WHAT THE TASK REQUIRES: Copy out the entries below in full and exactly.

GIVEN ENTRIES:
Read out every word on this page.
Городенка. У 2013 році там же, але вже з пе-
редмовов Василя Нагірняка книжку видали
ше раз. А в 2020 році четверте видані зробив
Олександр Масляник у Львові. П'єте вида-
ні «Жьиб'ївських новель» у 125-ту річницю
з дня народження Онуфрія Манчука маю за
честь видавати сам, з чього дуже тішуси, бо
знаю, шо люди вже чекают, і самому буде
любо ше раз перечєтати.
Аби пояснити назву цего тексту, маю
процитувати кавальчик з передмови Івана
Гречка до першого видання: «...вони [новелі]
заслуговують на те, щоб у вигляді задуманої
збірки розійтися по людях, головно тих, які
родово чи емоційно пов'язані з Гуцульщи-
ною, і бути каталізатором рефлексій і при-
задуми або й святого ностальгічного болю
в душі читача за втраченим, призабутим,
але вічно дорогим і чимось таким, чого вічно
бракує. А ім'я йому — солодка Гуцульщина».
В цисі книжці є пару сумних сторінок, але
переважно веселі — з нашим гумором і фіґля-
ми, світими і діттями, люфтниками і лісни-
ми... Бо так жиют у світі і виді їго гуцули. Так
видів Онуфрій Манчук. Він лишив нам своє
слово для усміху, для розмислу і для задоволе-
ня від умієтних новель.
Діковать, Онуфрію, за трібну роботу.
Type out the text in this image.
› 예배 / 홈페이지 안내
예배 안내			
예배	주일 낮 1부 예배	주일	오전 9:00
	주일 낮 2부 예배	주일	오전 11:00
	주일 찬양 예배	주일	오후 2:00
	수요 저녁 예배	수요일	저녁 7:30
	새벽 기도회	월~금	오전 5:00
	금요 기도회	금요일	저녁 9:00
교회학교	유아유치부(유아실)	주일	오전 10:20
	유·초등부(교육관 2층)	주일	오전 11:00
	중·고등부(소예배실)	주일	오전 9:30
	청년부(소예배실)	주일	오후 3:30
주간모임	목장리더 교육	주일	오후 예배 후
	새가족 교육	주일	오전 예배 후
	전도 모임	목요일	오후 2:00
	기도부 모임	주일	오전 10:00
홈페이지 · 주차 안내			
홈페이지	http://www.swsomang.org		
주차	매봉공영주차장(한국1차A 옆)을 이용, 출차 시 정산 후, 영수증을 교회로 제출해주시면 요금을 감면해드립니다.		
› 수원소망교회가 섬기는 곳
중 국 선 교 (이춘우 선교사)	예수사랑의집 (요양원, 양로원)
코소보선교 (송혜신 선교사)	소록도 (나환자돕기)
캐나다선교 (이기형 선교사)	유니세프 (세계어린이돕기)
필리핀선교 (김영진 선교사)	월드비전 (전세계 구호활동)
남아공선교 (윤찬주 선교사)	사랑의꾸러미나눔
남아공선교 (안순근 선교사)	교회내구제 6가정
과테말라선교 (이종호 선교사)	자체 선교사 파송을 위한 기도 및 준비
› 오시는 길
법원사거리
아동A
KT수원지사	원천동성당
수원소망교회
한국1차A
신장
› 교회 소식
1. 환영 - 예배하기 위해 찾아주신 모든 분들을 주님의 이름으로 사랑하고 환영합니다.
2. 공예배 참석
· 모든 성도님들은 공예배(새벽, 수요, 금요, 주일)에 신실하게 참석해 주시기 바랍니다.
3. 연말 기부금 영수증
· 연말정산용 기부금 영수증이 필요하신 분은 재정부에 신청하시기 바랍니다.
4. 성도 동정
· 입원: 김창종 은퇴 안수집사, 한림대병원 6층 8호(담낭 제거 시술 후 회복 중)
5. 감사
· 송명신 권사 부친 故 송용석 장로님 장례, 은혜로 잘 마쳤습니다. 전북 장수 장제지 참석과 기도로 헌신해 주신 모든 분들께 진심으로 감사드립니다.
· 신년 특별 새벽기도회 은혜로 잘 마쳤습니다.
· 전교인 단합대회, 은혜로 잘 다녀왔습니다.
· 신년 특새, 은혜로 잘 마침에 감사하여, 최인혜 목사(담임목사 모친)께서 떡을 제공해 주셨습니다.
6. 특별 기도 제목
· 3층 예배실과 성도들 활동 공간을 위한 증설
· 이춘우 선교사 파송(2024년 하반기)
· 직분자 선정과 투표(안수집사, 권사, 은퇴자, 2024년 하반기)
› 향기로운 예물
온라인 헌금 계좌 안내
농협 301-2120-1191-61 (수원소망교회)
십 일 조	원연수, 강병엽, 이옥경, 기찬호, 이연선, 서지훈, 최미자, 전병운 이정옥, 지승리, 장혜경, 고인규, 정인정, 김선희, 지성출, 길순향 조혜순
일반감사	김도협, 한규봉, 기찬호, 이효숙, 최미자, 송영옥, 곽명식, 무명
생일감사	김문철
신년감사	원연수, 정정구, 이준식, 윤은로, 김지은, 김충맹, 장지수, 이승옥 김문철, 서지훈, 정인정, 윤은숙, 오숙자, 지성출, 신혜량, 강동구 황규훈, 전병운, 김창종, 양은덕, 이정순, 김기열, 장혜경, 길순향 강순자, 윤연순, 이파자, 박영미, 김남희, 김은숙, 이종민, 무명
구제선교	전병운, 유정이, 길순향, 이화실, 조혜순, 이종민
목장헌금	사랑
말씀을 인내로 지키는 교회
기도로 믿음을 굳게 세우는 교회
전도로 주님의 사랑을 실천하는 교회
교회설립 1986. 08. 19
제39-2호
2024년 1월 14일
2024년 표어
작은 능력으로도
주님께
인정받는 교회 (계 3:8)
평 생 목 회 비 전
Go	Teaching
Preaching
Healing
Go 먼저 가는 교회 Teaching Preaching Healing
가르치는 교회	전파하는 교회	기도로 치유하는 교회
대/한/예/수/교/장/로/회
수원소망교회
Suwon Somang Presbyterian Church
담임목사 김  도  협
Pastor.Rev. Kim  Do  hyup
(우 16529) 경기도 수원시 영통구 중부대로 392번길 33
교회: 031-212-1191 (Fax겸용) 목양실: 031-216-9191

FINAL RESULT:
Read out every word on this page.
Городенка. У 2013 році там же, але вже з пе-
редмовов Василя Нагірняка книжку видали
ше раз. А в 2020 році четверте видані зробив
Олександр Масляник у Львові. П'єте вида-
ні «Жьиб'ївських новель» у 125-ту річницю
з дня народження Онуфрія Манчука маю за
честь видавати сам, з чього дуже тішуси, бо
знаю, шо люди вже чекают, і самому буде
любо ше раз перечєтати.
Аби пояснити назву цего тексту, маю
процитувати кавальчик з передмови Івана
Гречка до першого видання: «...вони [новелі]
заслуговують на те, щоб у вигляді задуманої
збірки розійтися по людях, головно тих, які
родово чи емоційно пов'язані з Гуцульщи-
ною, і бути каталізатором рефлексій і при-
задуми або й святого ностальгічного болю
в душі читача за втраченим, призабутим,
але вічно дорогим і чимось таким, чого вічно
бракує. А ім'я йому — солодка Гуцульщина».
В цисі книжці є пару сумних сторінок, але
переважно веселі — з нашим гумором і фіґля-
ми, світими і діттями, люфтниками і лісни-
ми... Бо так жиют у світі і виді їго гуцули. Так
видів Онуфрій Манчук. Він лишив нам своє
слово для усміху, для розмислу і для задоволе-
ня від умієтних новель.
Діковать, Онуфрію, за трібну роботу.
Type out the text in this image.
› 예배 / 홈페이지 안내
예배 안내			
예배	주일 낮 1부 예배	주일	오전 9:00
	주일 낮 2부 예배	주일	오전 11:00
	주일 찬양 예배	주일	오후 2:00
	수요 저녁 예배	수요일	저녁 7:30
	새벽 기도회	월~금	오전 5:00
	금요 기도회	금요일	저녁 9:00
교회학교	유아유치부(유아실)	주일	오전 10:20
	유·초등부(교육관 2층)	주일	오전 11:00
	중·고등부(소예배실)	주일	오전 9:30
	청년부(소예배실)	주일	오후 3:30
주간모임	목장리더 교육	주일	오후 예배 후
	새가족 교육	주일	오전 예배 후
	전도 모임	목요일	오후 2:00
	기도부 모임	주일	오전 10:00
홈페이지 · 주차 안내			
홈페이지	http://www.swsomang.org		
주차	매봉공영주차장(한국1차A 옆)을 이용, 출차 시 정산 후, 영수증을 교회로 제출해주시면 요금을 감면해드립니다.		
› 수원소망교회가 섬기는 곳
중 국 선 교 (이춘우 선교사)	예수사랑의집 (요양원, 양로원)
코소보선교 (송혜신 선교사)	소록도 (나환자돕기)
캐나다선교 (이기형 선교사)	유니세프 (세계어린이돕기)
필리핀선교 (김영진 선교사)	월드비전 (전세계 구호활동)
남아공선교 (윤찬주 선교사)	사랑의꾸러미나눔
남아공선교 (안순근 선교사)	교회내구제 6가정
과테말라선교 (이종호 선교사)	자체 선교사 파송을 위한 기도 및 준비
› 오시는 길
법원사거리
아동A
KT수원지사	원천동성당
수원소망교회
한국1차A
신장
› 교회 소식
1. 환영 - 예배하기 위해 찾아주신 모든 분들을 주님의 이름으로 사랑하고 환영합니다.
2. 공예배 참석
· 모든 성도님들은 공예배(새벽, 수요, 금요, 주일)에 신실하게 참석해 주시기 바랍니다.
3. 연말 기부금 영수증
· 연말정산용 기부금 영수증이 필요하신 분은 재정부에 신청하시기 바랍니다.
4. 성도 동정
· 입원: 김창종 은퇴 안수집사, 한림대병원 6층 8호(담낭 제거 시술 후 회복 중)
5. 감사
· 송명신 권사 부친 故 송용석 장로님 장례, 은혜로 잘 마쳤습니다. 전북 장수 장제지 참석과 기도로 헌신해 주신 모든 분들께 진심으로 감사드립니다.
· 신년 특별 새벽기도회 은혜로 잘 마쳤습니다.
· 전교인 단합대회, 은혜로 잘 다녀왔습니다.
· 신년 특새, 은혜로 잘 마침에 감사하여, 최인혜 목사(담임목사 모친)께서 떡을 제공해 주셨습니다.
6. 특별 기도 제목
· 3층 예배실과 성도들 활동 공간을 위한 증설
· 이춘우 선교사 파송(2024년 하반기)
· 직분자 선정과 투표(안수집사, 권사, 은퇴자, 2024년 하반기)
› 향기로운 예물
온라인 헌금 계좌 안내
농협 301-2120-1191-61 (수원소망교회)
십 일 조	원연수, 강병엽, 이옥경, 기찬호, 이연선, 서지훈, 최미자, 전병운 이정옥, 지승리, 장혜경, 고인규, 정인정, 김선희, 지성출, 길순향 조혜순
일반감사	김도협, 한규봉, 기찬호, 이효숙, 최미자, 송영옥, 곽명식, 무명
생일감사	김문철
신년감사	원연수, 정정구, 이준식, 윤은로, 김지은, 김충맹, 장지수, 이승옥 김문철, 서지훈, 정인정, 윤은숙, 오숙자, 지성출, 신혜량, 강동구 황규훈, 전병운, 김창종, 양은덕, 이정순, 김기열, 장혜경, 길순향 강순자, 윤연순, 이파자, 박영미, 김남희, 김은숙, 이종민, 무명
구제선교	전병운, 유정이, 길순향, 이화실, 조혜순, 이종민
목장헌금	사랑
말씀을 인내로 지키는 교회
기도로 믿음을 굳게 세우는 교회
전도로 주님의 사랑을 실천하는 교회
교회설립 1986. 08. 19
제39-2호
2024년 1월 14일
2024년 표어
작은 능력으로도
주님께
인정받는 교회 (계 3:8)
평 생 목 회 비 전
Go	Teaching
Preaching
Healing
Go 먼저 가는 교회 Teaching Preaching Healing
가르치는 교회	전파하는 교회	기도로 치유하는 교회
대/한/예/수/교/장/로/회
수원소망교회
Suwon Somang Presbyterian Church
담임목사 김  도  협
Pastor.Rev. Kim  Do  hyup
(우 16529) 경기도 수원시 영통구 중부대로 392번길 33
교회: 031-212-1191 (Fax겸용) 목양실: 031-216-9191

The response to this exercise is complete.